## Short exercise
Filter the data below for the string "depth" and copy each matching line.

(A block of data)
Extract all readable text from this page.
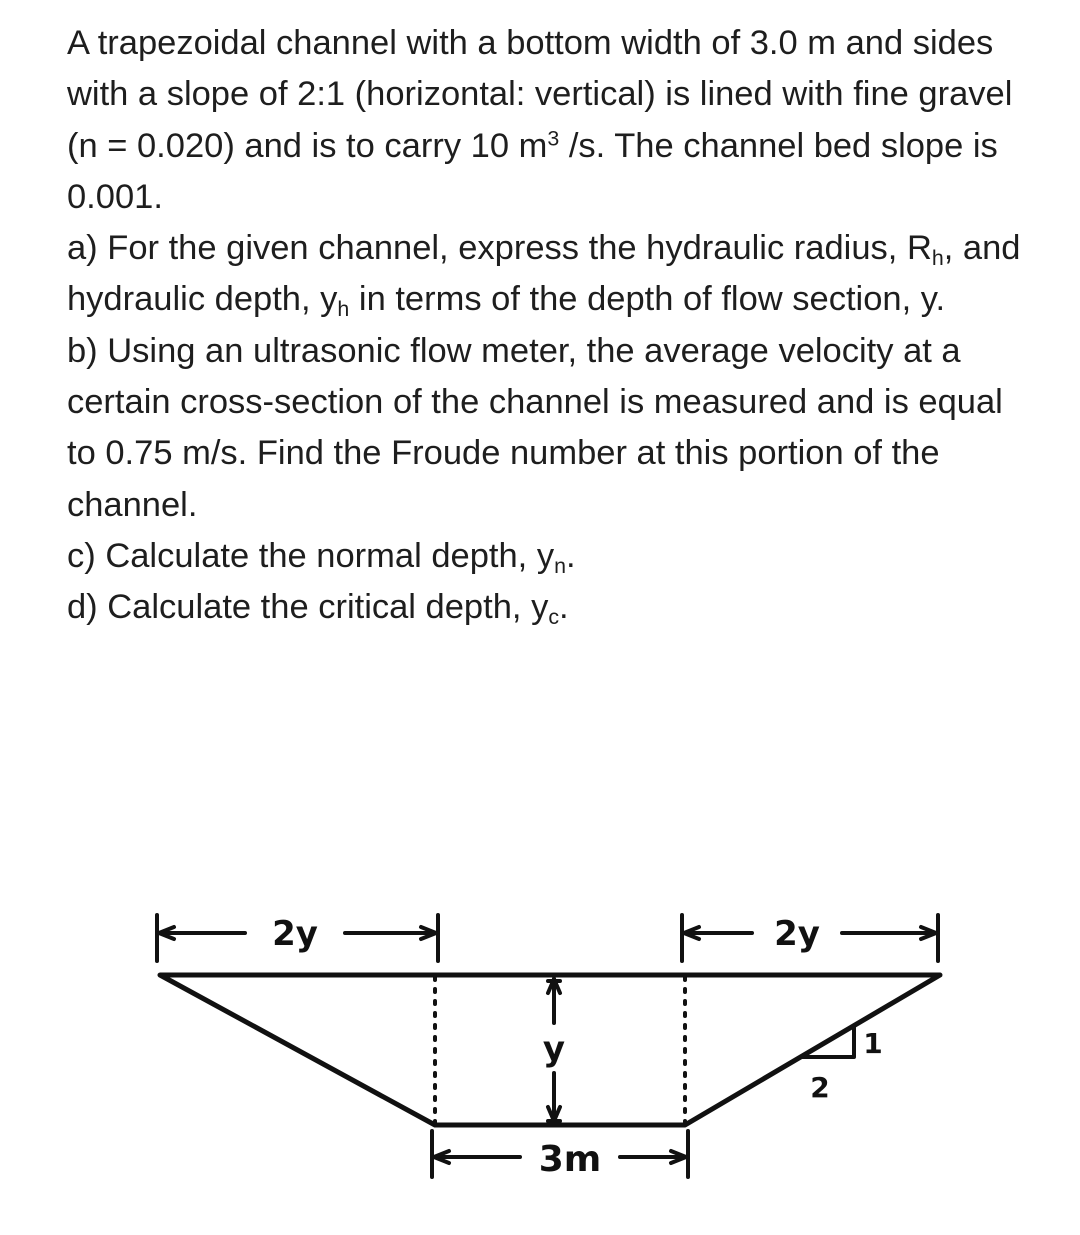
A trapezoidal channel with a bottom width of 3.0 m and sides with a slope of 2:1 (horizontal: vertical) is lined with fine gravel (n = 0.020) and is to carry 10 $m^3$ /s. The channel bed slope is 0.001.

a) For the given channel, express the hydraulic radius, $R_h$, and hydraulic depth, $y_h$ in terms of the depth of flow section, y.

b) Using an ultrasonic flow meter, the average velocity at a certain cross-section of the channel is measured and is equal to 0.75 m/s. Find the Froude number at this portion of the channel.

c) Calculate the normal depth, $y_n$.

d) Calculate the critical depth, $y_c$.

2y	2y
y
3m
2
1
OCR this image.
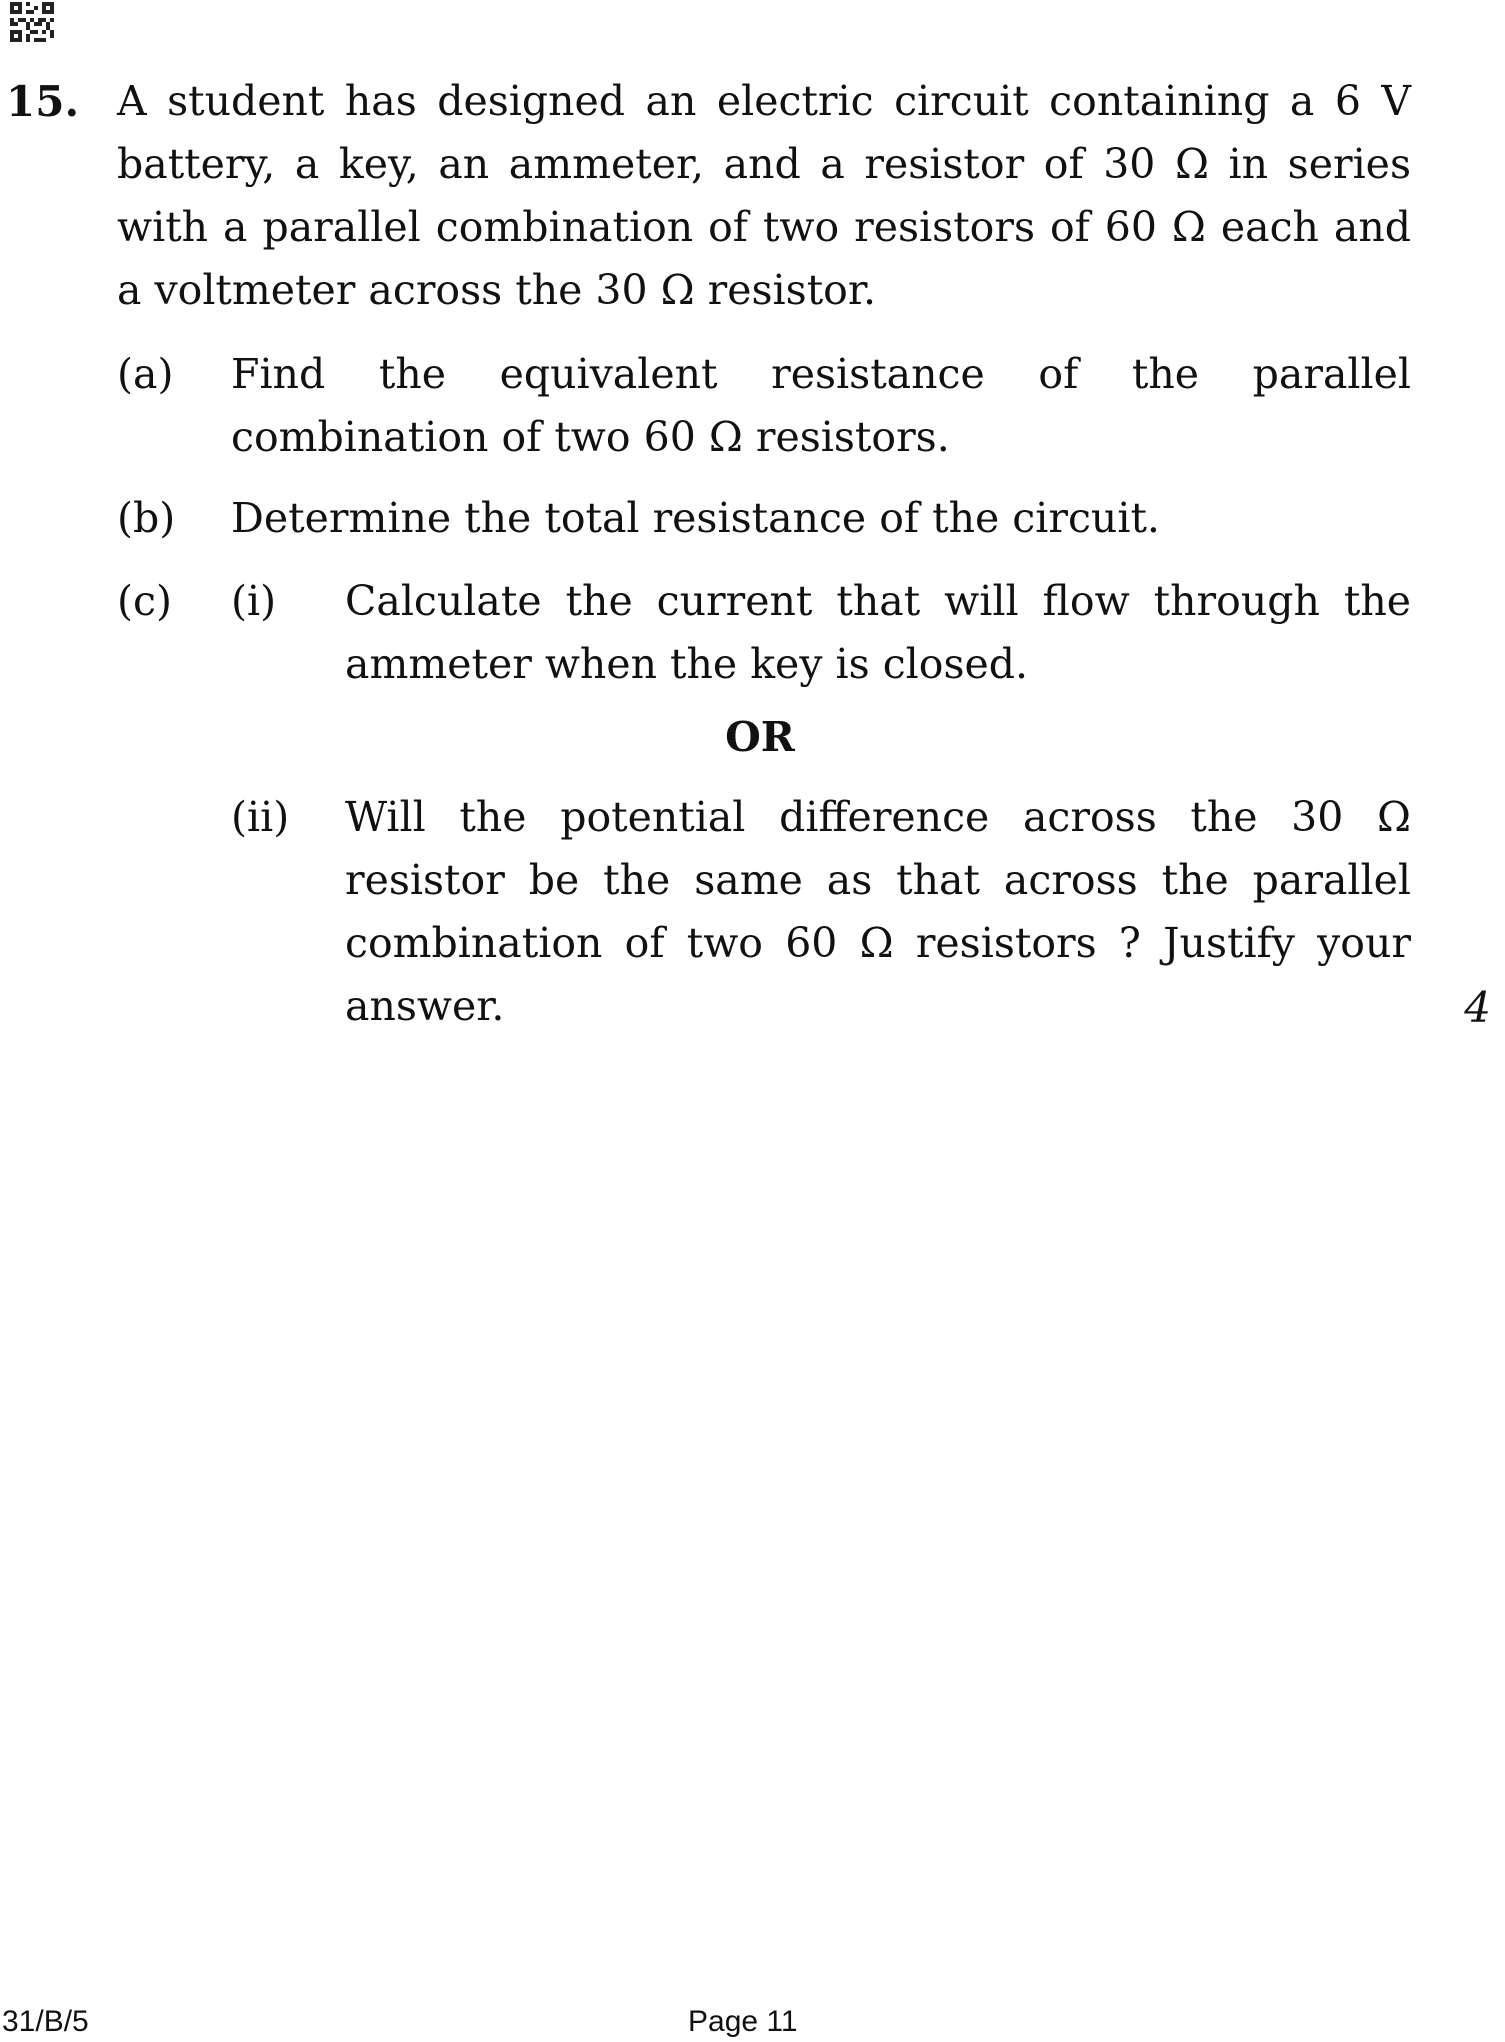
15. A student has designed an electric circuit containing a 6 V battery, a key, an ammeter, and a resistor of 30 Ω in series with a parallel combination of two resistors of 60 Ω each and a voltmeter across the 30 Ω resistor.
(a) Find the equivalent resistance of the parallel combination of two 60 Ω resistors.
(b) Determine the total resistance of the circuit.
(c) (i) Calculate the current that will flow through the ammeter when the key is closed.
OR
(ii) Will the potential difference across the 30 Ω resistor be the same as that across the parallel combination of two 60 Ω resistors ? Justify your answer.	4
31/B/5	Page 11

## Response to this task
a) For the given channel, express the hydraulic radius, $R_h$, and hydraulic depth, $y_h$ in terms of the depth of flow section, y.
c) Calculate the normal depth, $y_n$.
d) Calculate the critical depth, $y_c$.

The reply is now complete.